• Objective:
Your task is to print exactly the lines from the line that contains "Convert this screenshot" through the line that contains "Parse this screenshot: output", with pictures left out.

• Source records:
════

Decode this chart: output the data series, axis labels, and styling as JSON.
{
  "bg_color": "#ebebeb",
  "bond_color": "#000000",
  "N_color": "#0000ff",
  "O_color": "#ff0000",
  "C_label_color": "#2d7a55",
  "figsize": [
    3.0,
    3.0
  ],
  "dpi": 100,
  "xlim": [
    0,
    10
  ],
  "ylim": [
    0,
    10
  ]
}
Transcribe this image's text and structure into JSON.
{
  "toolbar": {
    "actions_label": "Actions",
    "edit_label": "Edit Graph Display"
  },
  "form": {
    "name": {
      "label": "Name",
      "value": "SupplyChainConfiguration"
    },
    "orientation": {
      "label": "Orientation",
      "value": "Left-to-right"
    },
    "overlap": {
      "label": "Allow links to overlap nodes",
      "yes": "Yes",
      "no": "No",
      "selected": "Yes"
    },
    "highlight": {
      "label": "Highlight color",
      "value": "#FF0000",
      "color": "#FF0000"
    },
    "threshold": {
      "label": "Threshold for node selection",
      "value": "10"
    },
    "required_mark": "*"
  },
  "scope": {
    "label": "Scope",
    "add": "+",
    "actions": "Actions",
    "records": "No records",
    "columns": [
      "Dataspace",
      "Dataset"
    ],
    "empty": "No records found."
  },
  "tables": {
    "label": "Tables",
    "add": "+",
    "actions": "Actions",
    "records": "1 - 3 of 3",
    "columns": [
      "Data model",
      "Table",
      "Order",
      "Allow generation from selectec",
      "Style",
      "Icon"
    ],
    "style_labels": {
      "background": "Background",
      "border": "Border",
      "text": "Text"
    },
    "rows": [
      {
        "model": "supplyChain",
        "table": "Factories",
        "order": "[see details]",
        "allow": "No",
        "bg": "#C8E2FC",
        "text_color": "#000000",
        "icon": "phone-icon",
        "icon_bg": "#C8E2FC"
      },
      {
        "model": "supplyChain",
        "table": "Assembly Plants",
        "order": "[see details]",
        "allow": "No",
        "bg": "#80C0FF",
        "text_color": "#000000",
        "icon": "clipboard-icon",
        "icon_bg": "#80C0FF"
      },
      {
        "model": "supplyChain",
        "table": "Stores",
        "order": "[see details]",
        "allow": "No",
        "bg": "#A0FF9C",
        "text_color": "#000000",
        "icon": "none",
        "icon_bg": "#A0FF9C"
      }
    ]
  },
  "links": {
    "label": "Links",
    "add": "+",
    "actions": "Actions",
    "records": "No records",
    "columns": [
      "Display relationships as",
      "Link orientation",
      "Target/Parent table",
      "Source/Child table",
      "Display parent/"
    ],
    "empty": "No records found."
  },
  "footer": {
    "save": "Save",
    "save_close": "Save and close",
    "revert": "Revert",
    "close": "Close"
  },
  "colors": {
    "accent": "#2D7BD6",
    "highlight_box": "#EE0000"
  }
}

════

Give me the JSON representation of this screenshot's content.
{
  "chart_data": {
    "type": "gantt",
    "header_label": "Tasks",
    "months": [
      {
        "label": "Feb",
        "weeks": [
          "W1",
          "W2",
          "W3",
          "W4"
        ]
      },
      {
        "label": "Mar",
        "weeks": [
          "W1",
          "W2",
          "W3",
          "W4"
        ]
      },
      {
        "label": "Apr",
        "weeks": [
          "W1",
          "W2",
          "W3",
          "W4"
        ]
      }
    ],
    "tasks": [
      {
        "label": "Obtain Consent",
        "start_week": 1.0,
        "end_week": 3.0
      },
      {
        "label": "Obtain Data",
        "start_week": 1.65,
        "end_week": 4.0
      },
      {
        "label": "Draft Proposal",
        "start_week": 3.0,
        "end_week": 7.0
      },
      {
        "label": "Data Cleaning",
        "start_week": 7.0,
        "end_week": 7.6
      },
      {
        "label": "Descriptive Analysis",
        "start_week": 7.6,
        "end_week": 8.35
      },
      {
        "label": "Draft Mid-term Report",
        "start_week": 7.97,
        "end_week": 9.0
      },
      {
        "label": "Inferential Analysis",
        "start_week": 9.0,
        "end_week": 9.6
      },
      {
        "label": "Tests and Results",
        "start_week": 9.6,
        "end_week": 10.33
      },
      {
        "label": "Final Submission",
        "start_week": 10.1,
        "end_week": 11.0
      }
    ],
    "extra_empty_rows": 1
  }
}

════

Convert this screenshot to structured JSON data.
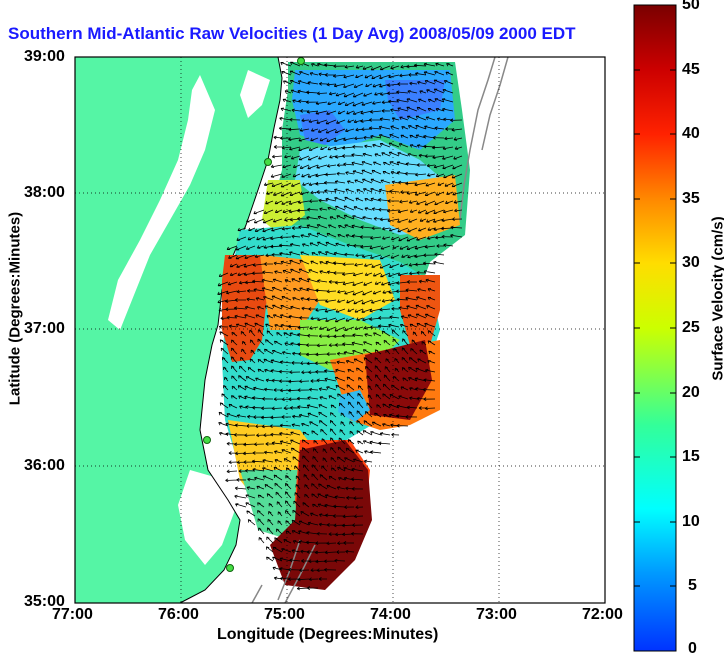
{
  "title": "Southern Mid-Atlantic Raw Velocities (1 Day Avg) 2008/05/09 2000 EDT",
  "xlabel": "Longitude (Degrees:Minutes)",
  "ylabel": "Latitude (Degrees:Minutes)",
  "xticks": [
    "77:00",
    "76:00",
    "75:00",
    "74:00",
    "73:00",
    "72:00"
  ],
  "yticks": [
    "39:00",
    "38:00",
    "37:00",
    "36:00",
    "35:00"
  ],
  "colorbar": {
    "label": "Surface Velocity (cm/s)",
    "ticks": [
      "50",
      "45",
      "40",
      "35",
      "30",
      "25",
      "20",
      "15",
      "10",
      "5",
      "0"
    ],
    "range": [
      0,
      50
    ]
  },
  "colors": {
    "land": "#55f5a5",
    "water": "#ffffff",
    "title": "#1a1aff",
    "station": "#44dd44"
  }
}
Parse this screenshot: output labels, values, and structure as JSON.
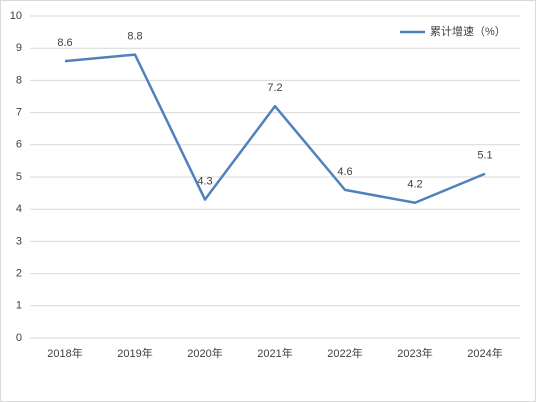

════

• Reply:
Convert this screenshot to structured JSON data.
{
  "title": "Southern Mid-Atlantic Raw Velocities (1 Day Avg) 2008/05/09 2000 EDT",
  "xlabel": "Longitude (Degrees:Minutes)",
  "ylabel": "Latitude (Degrees:Minutes)",
  "xticks": [
    "77:00",
    "76:00",
    "75:00",
    "74:00",
    "73:00",
    "72:00"
  ],
  "yticks": [
    "39:00",
    "38:00",
    "37:00",
    "36:00",
    "35:00"
  ],
  "colorbar": {
    "label": "Surface Velocity (cm/s)",
    "ticks": [
      "50",
      "45",
      "40",
      "35",
      "30",
      "25",
      "20",
      "15",
      "10",
      "5",
      "0"
    ],
    "range": [
      0,
      50
    ]
  },
  "colors": {
    "land": "#55f5a5",
    "water": "#ffffff",
    "title": "#1a1aff",
    "station": "#44dd44"
  }
}
Parse this screenshot: output labels, values, and structure as JSON.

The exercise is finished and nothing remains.